- [Required task] Only lines with the word "values" are needed; collect each of them from the listing below.

(Dataset records on visual material)
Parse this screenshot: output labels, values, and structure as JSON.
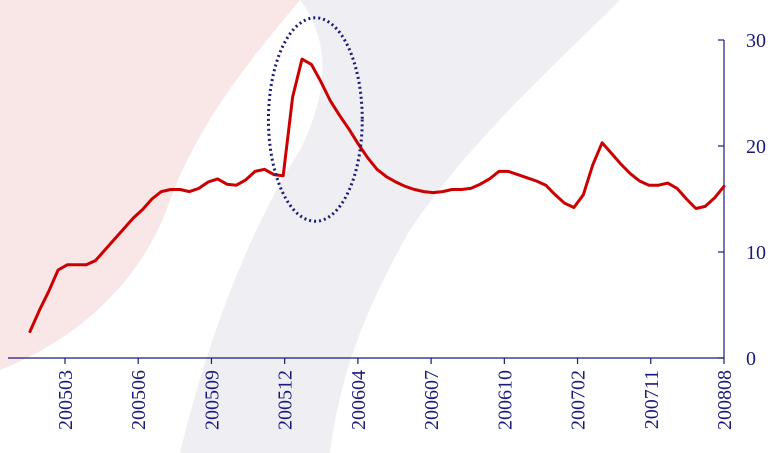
{
  "chart_data": {
    "type": "line",
    "title": "",
    "xlabel": "",
    "ylabel": "",
    "ylim": [
      0,
      30
    ],
    "yticks": [
      0,
      10,
      20,
      30
    ],
    "y_tick_labels": [
      "0",
      "10",
      "20",
      "30"
    ],
    "y_axis_side": "right",
    "x_tick_labels": [
      "200503",
      "200506",
      "200509",
      "200512",
      "200604",
      "200607",
      "200610",
      "200702",
      "200711",
      "200808"
    ],
    "grid": false,
    "legend": "none",
    "series": [
      {
        "color": "#cc0000",
        "values": [
          2.5,
          4.5,
          6.3,
          8.3,
          8.8,
          8.8,
          8.8,
          9.2,
          10.2,
          11.2,
          12.2,
          13.2,
          14.0,
          15.0,
          15.7,
          15.9,
          15.9,
          15.7,
          16.0,
          16.6,
          16.9,
          16.4,
          16.3,
          16.8,
          17.6,
          17.8,
          17.3,
          17.2,
          24.6,
          28.2,
          27.7,
          26.1,
          24.3,
          22.9,
          21.6,
          20.2,
          18.9,
          17.8,
          17.1,
          16.6,
          16.2,
          15.9,
          15.7,
          15.6,
          15.7,
          15.9,
          15.9,
          16.0,
          16.4,
          16.9,
          17.6,
          17.6,
          17.3,
          17.0,
          16.7,
          16.3,
          15.4,
          14.6,
          14.2,
          15.4,
          18.2,
          20.3,
          19.3,
          18.3,
          17.4,
          16.7,
          16.3,
          16.3,
          16.5,
          16.0,
          15.0,
          14.1,
          14.3,
          15.1,
          16.2
        ]
      }
    ],
    "annotations": [
      {
        "type": "ellipse",
        "style": "dotted",
        "color": "#1a1a7a",
        "cx": 30,
        "cy": 22.5,
        "rx": 5.0,
        "ry": 9.6
      }
    ]
  },
  "colors": {
    "axis": "#1a1a7a",
    "tick_label": "#1a1a7a",
    "watermark_red": "#f7dcdc",
    "watermark_gray": "#e6e6ee"
  }
}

- [Complete response]
Parse this screenshot: output labels, values, and structure as JSON.
        "values": [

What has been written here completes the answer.